*Entries:*
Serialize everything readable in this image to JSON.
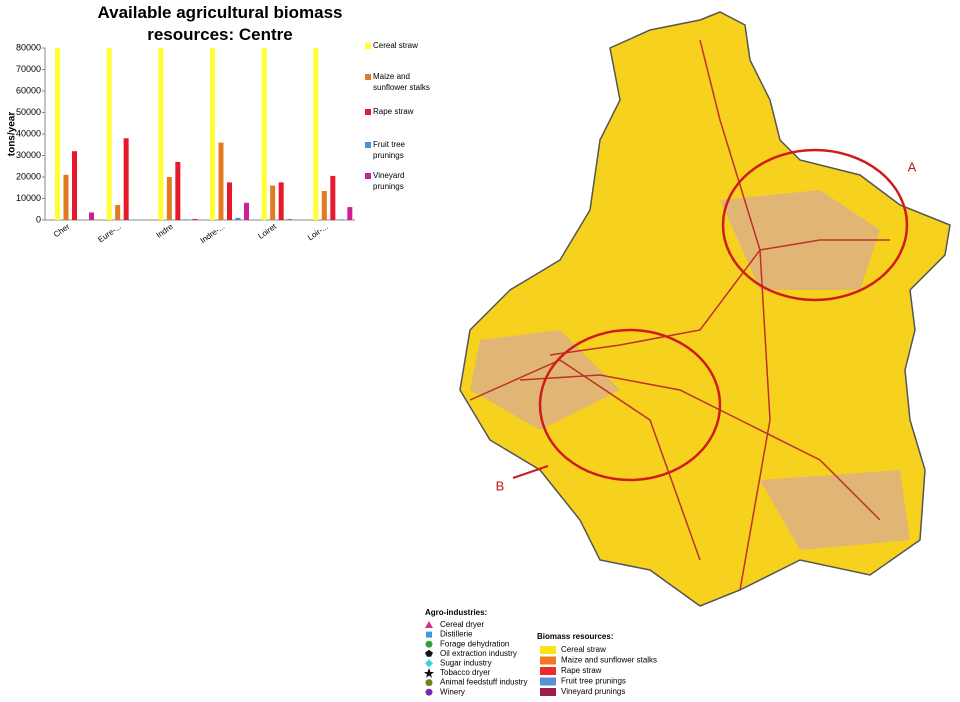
{
  "chart_data": {
    "type": "bar",
    "title": "Available agricultural biomass resources: Centre",
    "y_label": "tons/year",
    "categories": [
      "Cher",
      "Eure-...",
      "Indre",
      "Indre-...",
      "Loiret",
      "Loir-..."
    ],
    "series": [
      {
        "name": "Cereal straw",
        "color": "#ffff33",
        "values": [
          80000,
          80000,
          80000,
          80000,
          80000,
          80000
        ]
      },
      {
        "name": "Maize and sunflower stalks",
        "color": "#e07b20",
        "values": [
          21000,
          7000,
          20000,
          36000,
          16000,
          13500
        ]
      },
      {
        "name": "Rape straw",
        "color": "#e8182c",
        "values": [
          32000,
          38000,
          27000,
          17500,
          17500,
          20500
        ]
      },
      {
        "name": "Fruit tree prunings",
        "color": "#4a90d9",
        "values": [
          200,
          100,
          300,
          1000,
          500,
          300
        ]
      },
      {
        "name": "Vineyard prunings",
        "color": "#cc1f9a",
        "values": [
          3500,
          0,
          500,
          8000,
          0,
          6000
        ]
      }
    ],
    "ylim": [
      0,
      80000
    ],
    "yticks": [
      0,
      10000,
      20000,
      30000,
      40000,
      50000,
      60000,
      70000,
      80000
    ],
    "grid": false
  },
  "map": {
    "labels": [
      "A",
      "B"
    ],
    "agro_title": "Agro-industries:",
    "agro": [
      {
        "name": "Cereal dryer",
        "color": "#d6337f"
      },
      {
        "name": "Distillerie",
        "color": "#3b9ad9"
      },
      {
        "name": "Forage dehydration",
        "color": "#2e9e3a"
      },
      {
        "name": "Oil extraction industry",
        "color": "#111111"
      },
      {
        "name": "Sugar industry",
        "color": "#33d6d6"
      },
      {
        "name": "Tobacco dryer",
        "color": "#111111"
      },
      {
        "name": "Animal feedstuff industry",
        "color": "#7a7a2a"
      },
      {
        "name": "Winery",
        "color": "#7a2ab0"
      }
    ],
    "biomass_title": "Biomass resources:",
    "biomass": [
      {
        "name": "Cereal straw",
        "color": "#ffe11a"
      },
      {
        "name": "Maize and sunflower stalks",
        "color": "#f07a22"
      },
      {
        "name": "Rape straw",
        "color": "#ef2a2a"
      },
      {
        "name": "Fruit tree prunings",
        "color": "#5b8fd6"
      },
      {
        "name": "Vineyard prunings",
        "color": "#9c1f4a"
      }
    ]
  }
}
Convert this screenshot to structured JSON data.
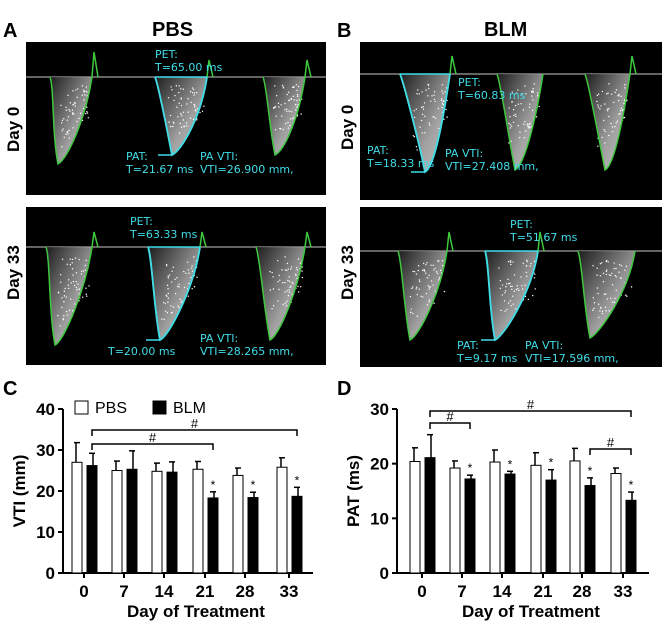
{
  "panels": {
    "A": {
      "letter": "A",
      "title": "PBS",
      "day0": {
        "row_label": "Day 0",
        "pet_label": "PET:",
        "pet_value": "T=65.00 ms",
        "pat_label": "PAT:",
        "pat_value": "T=21.67 ms",
        "vti_label": "PA VTI:",
        "vti_value": "VTI=26.900 mm,"
      },
      "day33": {
        "row_label": "Day 33",
        "pet_label": "PET:",
        "pet_value": "T=63.33 ms",
        "pat_value": "T=20.00 ms",
        "vti_label": "PA VTI:",
        "vti_value": "VTI=28.265 mm,"
      }
    },
    "B": {
      "letter": "B",
      "title": "BLM",
      "day0": {
        "row_label": "Day 0",
        "pet_label": "PET:",
        "pet_value": "T=60.83 ms",
        "pat_label": "PAT:",
        "pat_value": "T=18.33 ms",
        "vti_label": "PA VTI:",
        "vti_value": "VTI=27.408 mm,"
      },
      "day33": {
        "row_label": "Day 33",
        "pet_label": "PET:",
        "pet_value": "T=51.67 ms",
        "pat_label": "PAT:",
        "pat_value": "T=9.17 ms",
        "vti_label": "PA VTI:",
        "vti_value": "VTI=17.596 mm,"
      }
    }
  },
  "colors": {
    "trace_outline": "#3ec83e",
    "trace_cyan": "#40dce8",
    "baseline": "#c8c8c8",
    "pbs_bar": "#ffffff",
    "blm_bar": "#000000"
  },
  "chart_data": [
    {
      "panel": "C",
      "type": "bar",
      "xlabel": "Day of Treatment",
      "ylabel": "VTI (mm)",
      "ylim": [
        0,
        40
      ],
      "yticks": [
        0,
        10,
        20,
        30,
        40
      ],
      "categories": [
        "0",
        "7",
        "14",
        "21",
        "28",
        "33"
      ],
      "legend": [
        "PBS",
        "BLM"
      ],
      "legend_position": "top",
      "series": [
        {
          "name": "PBS",
          "values": [
            27.0,
            25.0,
            24.8,
            25.3,
            23.8,
            25.8
          ],
          "error": [
            4.8,
            2.3,
            2.0,
            1.9,
            1.8,
            2.3
          ]
        },
        {
          "name": "BLM",
          "values": [
            26.2,
            25.3,
            24.6,
            18.3,
            18.4,
            18.7
          ],
          "error": [
            3.0,
            4.5,
            2.5,
            1.5,
            1.3,
            2.2
          ]
        }
      ],
      "asterisks_blm": [
        "21",
        "28",
        "33"
      ],
      "brackets": [
        {
          "from": "0",
          "to": "21",
          "label": "#"
        },
        {
          "from": "0",
          "to": "33",
          "label": "#"
        }
      ]
    },
    {
      "panel": "D",
      "type": "bar",
      "xlabel": "Day of Treatment",
      "ylabel": "PAT (ms)",
      "ylim": [
        0,
        30
      ],
      "yticks": [
        0,
        10,
        20,
        30
      ],
      "categories": [
        "0",
        "7",
        "14",
        "21",
        "28",
        "33"
      ],
      "series": [
        {
          "name": "PBS",
          "values": [
            20.4,
            19.2,
            20.3,
            19.7,
            20.5,
            18.2
          ],
          "error": [
            2.5,
            1.3,
            2.2,
            2.3,
            2.3,
            1.0
          ]
        },
        {
          "name": "BLM",
          "values": [
            21.1,
            17.2,
            18.1,
            17.0,
            16.0,
            13.3
          ],
          "error": [
            4.2,
            0.7,
            0.5,
            1.9,
            1.4,
            1.5
          ]
        }
      ],
      "asterisks_blm": [
        "7",
        "14",
        "21",
        "28",
        "33"
      ],
      "brackets": [
        {
          "from": "0",
          "to": "7",
          "label": "#"
        },
        {
          "from": "0",
          "to": "33",
          "label": "#"
        },
        {
          "from": "28",
          "to": "33",
          "label": "#"
        }
      ]
    }
  ]
}
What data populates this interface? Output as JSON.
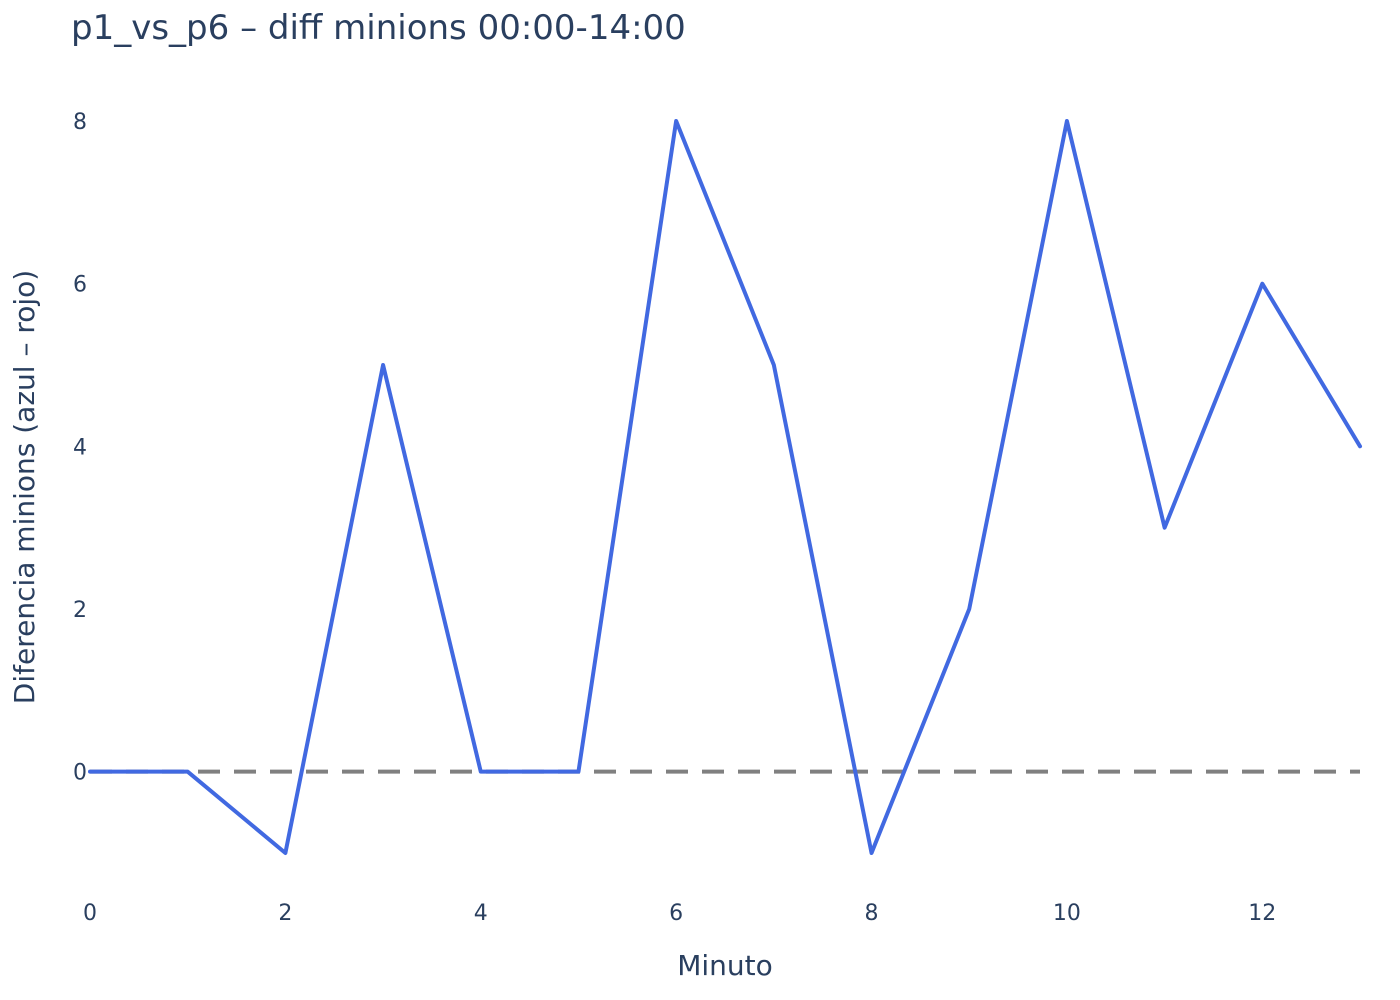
{
  "chart_data": {
    "type": "line",
    "title": "p1_vs_p6 – diff minions 00:00-14:00",
    "xlabel": "Minuto",
    "ylabel": "Diferencia minions (azul – rojo)",
    "x": [
      0,
      1,
      2,
      3,
      4,
      5,
      6,
      7,
      8,
      9,
      10,
      11,
      12,
      13
    ],
    "series": [
      {
        "values": [
          0,
          0,
          -1,
          5,
          0,
          0,
          8,
          5,
          -1,
          2,
          8,
          3,
          6,
          4
        ],
        "color": "#4169e1"
      }
    ],
    "reference_line": {
      "y": 0,
      "style": "dashed",
      "color": "#808080"
    },
    "xlim": [
      0,
      13
    ],
    "ylim": [
      -1,
      8
    ],
    "xticks": [
      "0",
      "2",
      "4",
      "6",
      "8",
      "10",
      "12"
    ],
    "yticks": [
      "0",
      "2",
      "4",
      "6",
      "8"
    ],
    "xtick_values": [
      0,
      2,
      4,
      6,
      8,
      10,
      12
    ],
    "ytick_values": [
      0,
      2,
      4,
      6,
      8
    ],
    "grid": false,
    "legend": "none"
  }
}
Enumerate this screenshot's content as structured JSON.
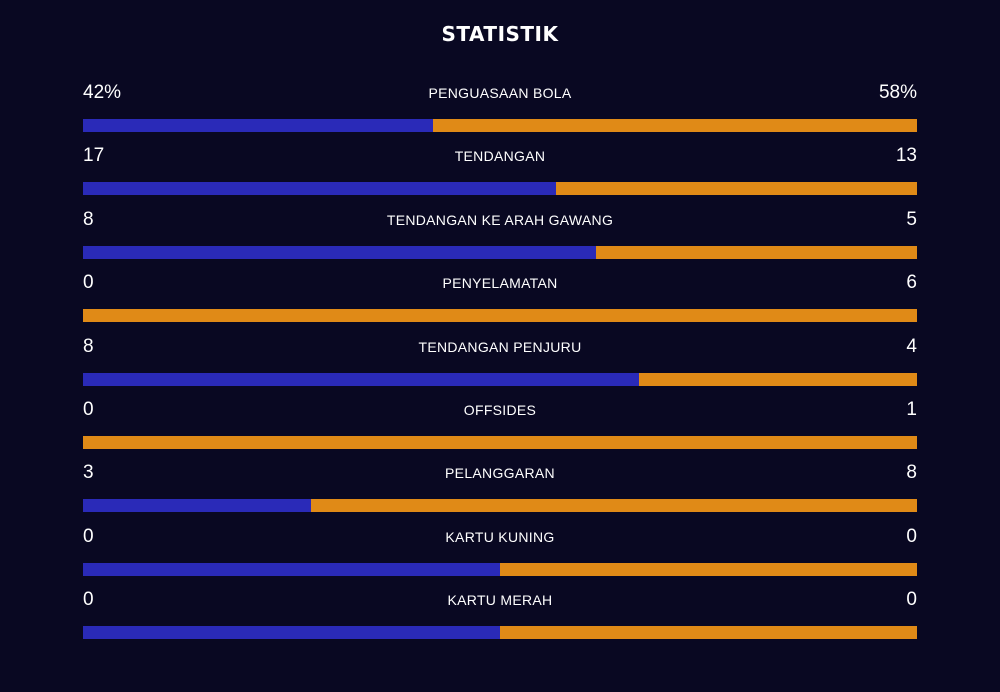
{
  "header": {
    "title": "STATISTIK"
  },
  "colors": {
    "background": "#090822",
    "home_bar": "#2a2ab8",
    "away_bar": "#e08a17"
  },
  "stats": [
    {
      "label": "PENGUASAAN BOLA",
      "home": "42%",
      "away": "58%",
      "home_share": 0.42
    },
    {
      "label": "TENDANGAN",
      "home": "17",
      "away": "13",
      "home_share": 0.567
    },
    {
      "label": "TENDANGAN KE ARAH GAWANG",
      "home": "8",
      "away": "5",
      "home_share": 0.615
    },
    {
      "label": "PENYELAMATAN",
      "home": "0",
      "away": "6",
      "home_share": 0.0
    },
    {
      "label": "TENDANGAN PENJURU",
      "home": "8",
      "away": "4",
      "home_share": 0.667
    },
    {
      "label": "OFFSIDES",
      "home": "0",
      "away": "1",
      "home_share": 0.0
    },
    {
      "label": "PELANGGARAN",
      "home": "3",
      "away": "8",
      "home_share": 0.273
    },
    {
      "label": "KARTU KUNING",
      "home": "0",
      "away": "0",
      "home_share": 0.5
    },
    {
      "label": "KARTU MERAH",
      "home": "0",
      "away": "0",
      "home_share": 0.5
    }
  ]
}
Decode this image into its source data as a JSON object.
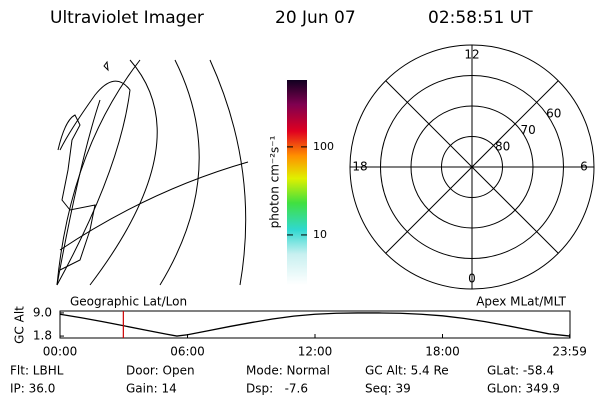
{
  "header": {
    "title": "Ultraviolet Imager",
    "date": "20 Jun 07",
    "time": "02:58:51 UT"
  },
  "colorbar": {
    "label": "photon cm⁻²s⁻¹",
    "scale": "log",
    "clim": [
      2.7,
      575
    ],
    "ticks": [
      10,
      100
    ]
  },
  "polar": {
    "rlim": [
      90,
      50
    ],
    "rings": [
      80,
      70,
      60
    ],
    "mlt_labels": [
      12,
      6,
      0,
      18
    ]
  },
  "altitude_chart": {
    "left_label": "Geographic Lat/Lon",
    "right_label": "Apex MLat/MLT",
    "ylabel": "GC Alt",
    "xlim": [
      0,
      24
    ],
    "ylim": [
      1.2,
      9.6
    ],
    "yticks": [
      {
        "value": 9.0,
        "label": "9.0"
      },
      1.8
    ],
    "xticks": [
      {
        "value": 0,
        "label": "00:00"
      },
      {
        "value": 6,
        "label": "06:00"
      },
      {
        "value": 12,
        "label": "12:00"
      },
      {
        "value": 18,
        "label": "18:00"
      },
      {
        "value": 23.983,
        "label": "23:59"
      }
    ],
    "x": [
      0,
      1,
      2,
      3,
      4,
      5,
      5.5,
      6,
      7,
      8,
      9,
      10,
      11,
      12,
      13,
      14,
      15,
      16,
      17,
      18,
      19,
      20,
      21,
      22,
      23,
      24
    ],
    "values": [
      8.6,
      7.5,
      6.3,
      5.0,
      3.7,
      2.4,
      1.8,
      2.2,
      3.5,
      4.8,
      6.0,
      7.1,
      8.0,
      8.6,
      8.9,
      9.0,
      9.0,
      8.9,
      8.6,
      8.1,
      7.3,
      6.3,
      5.1,
      3.8,
      2.5,
      1.8
    ],
    "color": "#000000",
    "marker_color": "#cc0000"
  },
  "info": [
    [
      "Flt: LBHL",
      "Door: Open",
      "Mode: Normal",
      "GC Alt: 5.4 Re",
      "GLat: -58.4"
    ],
    [
      "IP: 36.0",
      "Gain: 14",
      "Dsp:   -7.6",
      "Seq: 39",
      "GLon: 349.9"
    ]
  ]
}
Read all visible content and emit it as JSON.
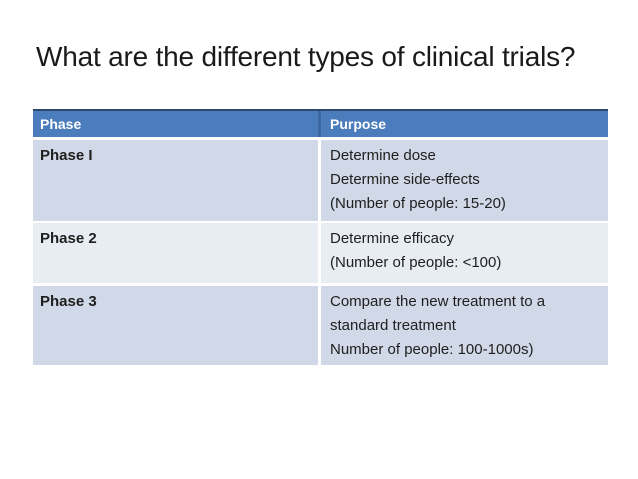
{
  "slide": {
    "title": "What are the different types of clinical trials?",
    "table": {
      "headers": [
        "Phase",
        "Purpose"
      ],
      "rows": [
        {
          "phase": "Phase I",
          "purpose_lines": [
            "Determine dose",
            "Determine side-effects",
            "(Number of people: 15-20)"
          ]
        },
        {
          "phase": "Phase 2",
          "purpose_lines": [
            "Determine efficacy",
            "(Number of people: <100)"
          ]
        },
        {
          "phase": "Phase 3",
          "purpose_lines": [
            "Compare the new treatment to a",
            "standard treatment",
            "Number of people: 100-1000s)"
          ]
        }
      ]
    },
    "colors": {
      "header_bg": "#4b7cbb",
      "header_top_border": "#2c4a6e",
      "header_divider": "#3c68a1",
      "row_band_dark": "#d1d8e7",
      "row_band_light": "#e8edf4",
      "row_separator": "#ffffff",
      "header_text": "#ffffff",
      "body_text": "#202020",
      "title_text": "#1a1a1a",
      "background": "#ffffff"
    }
  }
}
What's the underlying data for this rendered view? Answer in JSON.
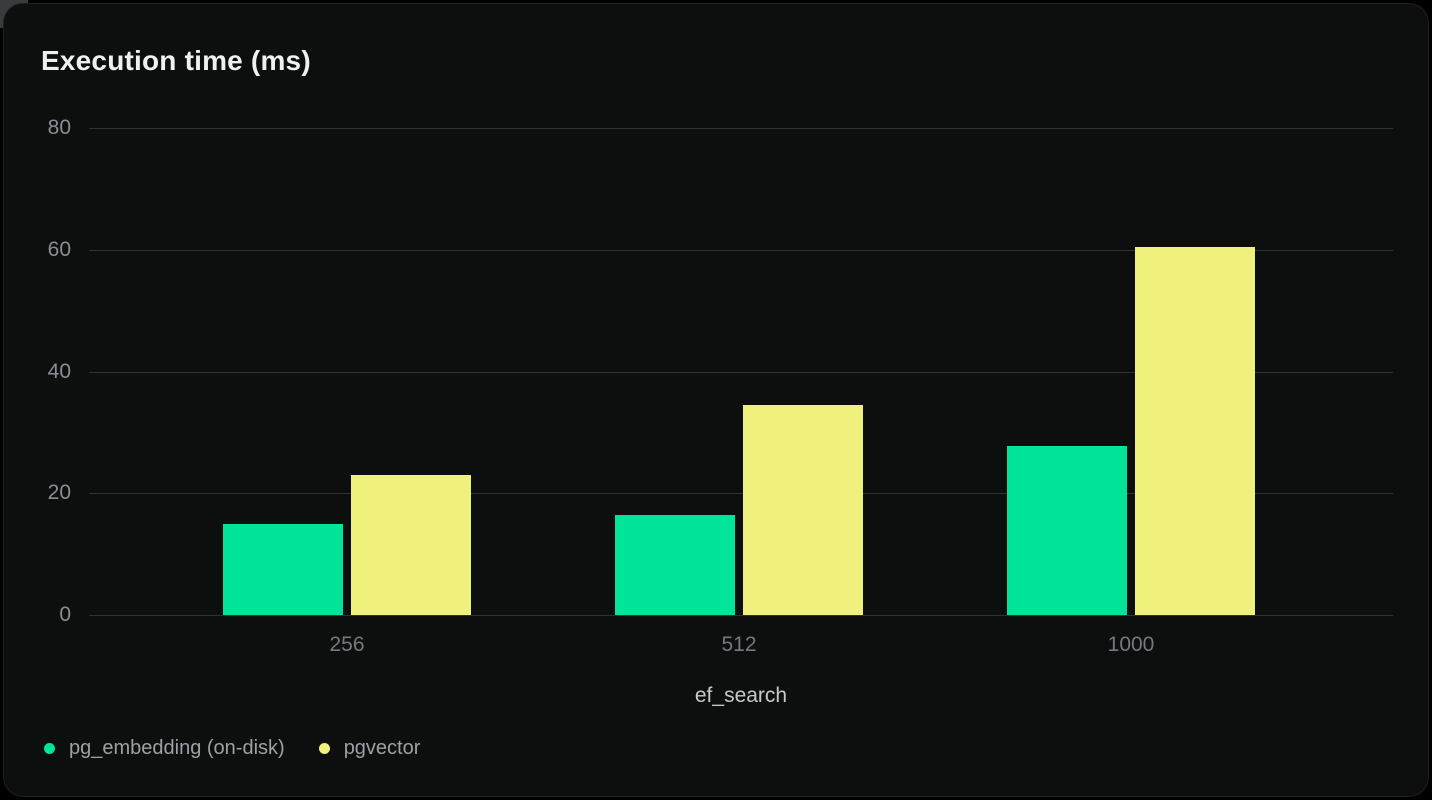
{
  "chart_data": {
    "type": "bar",
    "title": "Execution time (ms)",
    "categories": [
      "256",
      "512",
      "1000"
    ],
    "series": [
      {
        "name": "pg_embedding (on-disk)",
        "color": "#00e59a",
        "values": [
          15,
          16.4,
          27.7
        ]
      },
      {
        "name": "pgvector",
        "color": "#f0f17c",
        "values": [
          23,
          34.5,
          60.5
        ]
      }
    ],
    "xlabel": "ef_search",
    "ylabel": "",
    "ylim": [
      0,
      80
    ],
    "yticks": [
      80,
      60,
      40,
      20,
      0
    ],
    "grid": true,
    "legend_position": "bottom-left"
  },
  "colors": {
    "card_background": "#0d0e0e",
    "grid": "#2e3031",
    "title_text": "#eef0f1",
    "y_tick_text": "#8b8e94",
    "x_tick_text": "#75787e",
    "x_axis_label_text": "#c6c8ca",
    "legend_text": "#9da0a6",
    "series_green": "#00e59a",
    "series_yellow": "#f0f17c"
  }
}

*To be done:* Where a line holds "Phase", copy that line.

*Solution to the exercise:*
        "Phase",
          "phase": "Phase I",
          "phase": "Phase 2",
          "phase": "Phase 3",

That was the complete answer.